◆ WHAT THE EXERCISE ASKS ◆
Find each line with the word "scattered" and state how many there are, nothing more.

[Saved data entries]

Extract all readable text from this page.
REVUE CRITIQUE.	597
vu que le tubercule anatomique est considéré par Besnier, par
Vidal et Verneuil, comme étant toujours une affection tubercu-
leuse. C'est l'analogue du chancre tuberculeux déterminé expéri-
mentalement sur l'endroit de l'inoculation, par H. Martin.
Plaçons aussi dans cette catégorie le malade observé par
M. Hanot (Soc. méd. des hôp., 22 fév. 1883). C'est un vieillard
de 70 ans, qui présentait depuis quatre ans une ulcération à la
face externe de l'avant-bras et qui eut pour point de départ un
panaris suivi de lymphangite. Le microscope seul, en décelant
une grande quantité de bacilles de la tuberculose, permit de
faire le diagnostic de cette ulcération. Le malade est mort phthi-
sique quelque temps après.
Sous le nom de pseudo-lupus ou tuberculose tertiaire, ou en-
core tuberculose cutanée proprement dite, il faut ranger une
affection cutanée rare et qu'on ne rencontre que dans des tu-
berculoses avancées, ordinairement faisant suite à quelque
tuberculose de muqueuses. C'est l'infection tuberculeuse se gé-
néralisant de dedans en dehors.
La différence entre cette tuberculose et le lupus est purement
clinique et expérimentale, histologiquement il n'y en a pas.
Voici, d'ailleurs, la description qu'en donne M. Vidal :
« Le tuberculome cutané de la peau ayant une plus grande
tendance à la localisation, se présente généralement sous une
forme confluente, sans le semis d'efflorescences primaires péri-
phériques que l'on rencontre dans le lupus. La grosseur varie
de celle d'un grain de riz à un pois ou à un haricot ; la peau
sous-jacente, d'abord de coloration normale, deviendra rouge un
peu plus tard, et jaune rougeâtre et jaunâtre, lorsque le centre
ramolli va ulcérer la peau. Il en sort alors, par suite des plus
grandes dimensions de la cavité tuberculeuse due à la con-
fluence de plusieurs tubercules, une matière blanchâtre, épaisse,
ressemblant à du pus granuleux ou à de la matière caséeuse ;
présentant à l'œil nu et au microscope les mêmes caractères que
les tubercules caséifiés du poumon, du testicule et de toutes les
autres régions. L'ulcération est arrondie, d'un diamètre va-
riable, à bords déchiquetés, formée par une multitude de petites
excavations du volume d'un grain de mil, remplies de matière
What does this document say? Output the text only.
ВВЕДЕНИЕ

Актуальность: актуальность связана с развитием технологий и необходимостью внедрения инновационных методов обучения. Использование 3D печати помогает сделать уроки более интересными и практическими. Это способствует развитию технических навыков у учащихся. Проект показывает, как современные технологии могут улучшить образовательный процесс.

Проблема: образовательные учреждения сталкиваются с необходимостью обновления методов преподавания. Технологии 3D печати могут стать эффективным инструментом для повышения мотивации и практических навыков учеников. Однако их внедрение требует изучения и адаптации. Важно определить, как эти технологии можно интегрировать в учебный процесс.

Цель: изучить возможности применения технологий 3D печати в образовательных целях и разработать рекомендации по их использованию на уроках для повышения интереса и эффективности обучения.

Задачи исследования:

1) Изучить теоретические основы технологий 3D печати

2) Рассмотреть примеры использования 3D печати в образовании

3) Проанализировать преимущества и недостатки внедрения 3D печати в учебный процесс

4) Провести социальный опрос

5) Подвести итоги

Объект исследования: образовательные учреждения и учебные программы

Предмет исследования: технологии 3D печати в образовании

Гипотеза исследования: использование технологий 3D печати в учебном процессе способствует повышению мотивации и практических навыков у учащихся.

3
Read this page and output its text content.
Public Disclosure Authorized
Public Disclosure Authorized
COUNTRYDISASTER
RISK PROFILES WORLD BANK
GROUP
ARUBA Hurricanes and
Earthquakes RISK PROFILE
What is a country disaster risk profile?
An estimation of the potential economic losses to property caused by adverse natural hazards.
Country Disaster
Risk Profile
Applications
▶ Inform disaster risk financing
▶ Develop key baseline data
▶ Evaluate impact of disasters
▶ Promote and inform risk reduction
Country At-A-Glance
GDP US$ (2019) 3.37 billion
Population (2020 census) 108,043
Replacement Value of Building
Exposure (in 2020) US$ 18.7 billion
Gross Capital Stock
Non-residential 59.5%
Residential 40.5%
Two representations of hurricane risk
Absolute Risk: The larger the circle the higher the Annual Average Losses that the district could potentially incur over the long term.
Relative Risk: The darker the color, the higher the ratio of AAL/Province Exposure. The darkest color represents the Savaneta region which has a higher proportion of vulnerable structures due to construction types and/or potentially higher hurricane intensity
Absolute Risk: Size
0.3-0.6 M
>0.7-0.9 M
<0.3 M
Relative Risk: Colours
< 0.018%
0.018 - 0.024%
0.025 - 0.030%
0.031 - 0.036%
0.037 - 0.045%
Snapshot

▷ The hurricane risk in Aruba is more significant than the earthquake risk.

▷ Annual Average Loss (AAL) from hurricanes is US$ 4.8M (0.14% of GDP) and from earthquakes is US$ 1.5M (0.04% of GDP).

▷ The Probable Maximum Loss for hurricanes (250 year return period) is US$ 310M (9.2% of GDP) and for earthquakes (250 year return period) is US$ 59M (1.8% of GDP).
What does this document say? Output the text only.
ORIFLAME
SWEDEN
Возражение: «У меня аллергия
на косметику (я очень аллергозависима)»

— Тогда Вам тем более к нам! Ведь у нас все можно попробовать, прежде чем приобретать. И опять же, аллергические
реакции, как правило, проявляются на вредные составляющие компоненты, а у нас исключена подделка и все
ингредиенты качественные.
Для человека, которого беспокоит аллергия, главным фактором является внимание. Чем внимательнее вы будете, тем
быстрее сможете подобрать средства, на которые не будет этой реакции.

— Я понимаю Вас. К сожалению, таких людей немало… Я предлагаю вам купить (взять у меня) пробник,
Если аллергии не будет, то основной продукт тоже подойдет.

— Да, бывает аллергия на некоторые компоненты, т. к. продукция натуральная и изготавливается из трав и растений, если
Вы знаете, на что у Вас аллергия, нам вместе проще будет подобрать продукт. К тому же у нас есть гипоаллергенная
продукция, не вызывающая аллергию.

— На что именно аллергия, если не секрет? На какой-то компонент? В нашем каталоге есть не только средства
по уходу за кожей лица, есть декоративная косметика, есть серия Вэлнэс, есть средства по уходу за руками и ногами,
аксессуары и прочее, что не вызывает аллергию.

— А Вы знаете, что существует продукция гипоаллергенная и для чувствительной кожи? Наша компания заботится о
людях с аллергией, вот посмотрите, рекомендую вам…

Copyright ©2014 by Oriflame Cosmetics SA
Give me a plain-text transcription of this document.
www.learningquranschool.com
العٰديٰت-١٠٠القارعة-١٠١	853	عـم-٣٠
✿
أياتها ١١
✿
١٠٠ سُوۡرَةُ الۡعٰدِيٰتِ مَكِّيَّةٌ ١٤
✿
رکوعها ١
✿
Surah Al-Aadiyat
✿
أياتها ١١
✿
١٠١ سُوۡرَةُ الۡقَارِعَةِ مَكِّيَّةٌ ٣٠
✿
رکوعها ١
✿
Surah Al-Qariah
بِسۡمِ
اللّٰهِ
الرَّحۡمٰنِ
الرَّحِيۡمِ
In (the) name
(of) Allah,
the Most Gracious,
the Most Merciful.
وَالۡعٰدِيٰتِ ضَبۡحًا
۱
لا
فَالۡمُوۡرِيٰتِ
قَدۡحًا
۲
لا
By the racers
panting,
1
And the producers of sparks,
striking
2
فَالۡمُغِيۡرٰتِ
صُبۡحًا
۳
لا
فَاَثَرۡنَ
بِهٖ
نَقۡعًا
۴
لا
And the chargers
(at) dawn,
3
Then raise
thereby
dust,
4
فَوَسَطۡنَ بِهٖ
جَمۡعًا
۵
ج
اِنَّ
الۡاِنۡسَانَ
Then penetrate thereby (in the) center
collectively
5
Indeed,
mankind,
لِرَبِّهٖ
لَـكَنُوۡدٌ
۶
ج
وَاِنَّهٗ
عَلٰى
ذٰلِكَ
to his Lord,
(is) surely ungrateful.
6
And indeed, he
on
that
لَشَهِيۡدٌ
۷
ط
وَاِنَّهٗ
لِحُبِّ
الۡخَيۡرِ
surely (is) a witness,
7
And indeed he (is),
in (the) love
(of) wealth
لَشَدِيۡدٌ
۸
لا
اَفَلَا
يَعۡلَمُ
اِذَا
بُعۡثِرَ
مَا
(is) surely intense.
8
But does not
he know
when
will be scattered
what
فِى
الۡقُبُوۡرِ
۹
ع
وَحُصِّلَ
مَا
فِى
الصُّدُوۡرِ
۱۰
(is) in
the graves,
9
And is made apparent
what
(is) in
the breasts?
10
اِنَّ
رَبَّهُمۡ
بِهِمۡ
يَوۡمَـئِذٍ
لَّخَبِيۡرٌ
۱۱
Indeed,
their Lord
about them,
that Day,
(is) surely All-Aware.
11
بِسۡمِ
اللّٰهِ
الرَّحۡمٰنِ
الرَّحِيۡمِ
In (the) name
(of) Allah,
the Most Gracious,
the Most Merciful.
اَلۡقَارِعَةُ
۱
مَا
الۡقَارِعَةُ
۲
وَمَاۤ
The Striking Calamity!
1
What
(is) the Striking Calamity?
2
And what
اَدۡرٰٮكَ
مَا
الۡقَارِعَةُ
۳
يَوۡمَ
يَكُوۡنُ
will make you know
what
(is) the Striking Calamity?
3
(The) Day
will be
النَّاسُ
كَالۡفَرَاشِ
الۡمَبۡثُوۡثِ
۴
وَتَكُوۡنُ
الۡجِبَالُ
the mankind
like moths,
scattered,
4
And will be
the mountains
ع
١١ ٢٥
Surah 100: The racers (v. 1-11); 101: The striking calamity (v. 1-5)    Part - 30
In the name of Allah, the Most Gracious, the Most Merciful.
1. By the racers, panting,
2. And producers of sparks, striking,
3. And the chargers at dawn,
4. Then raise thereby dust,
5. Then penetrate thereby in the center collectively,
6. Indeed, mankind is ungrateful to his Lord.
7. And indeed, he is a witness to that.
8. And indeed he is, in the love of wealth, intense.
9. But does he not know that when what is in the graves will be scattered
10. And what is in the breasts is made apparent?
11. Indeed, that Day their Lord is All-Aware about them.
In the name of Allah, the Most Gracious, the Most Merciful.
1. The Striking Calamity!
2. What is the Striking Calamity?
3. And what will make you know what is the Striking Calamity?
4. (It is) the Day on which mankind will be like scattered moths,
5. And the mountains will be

◆ RESPONSE ◆
4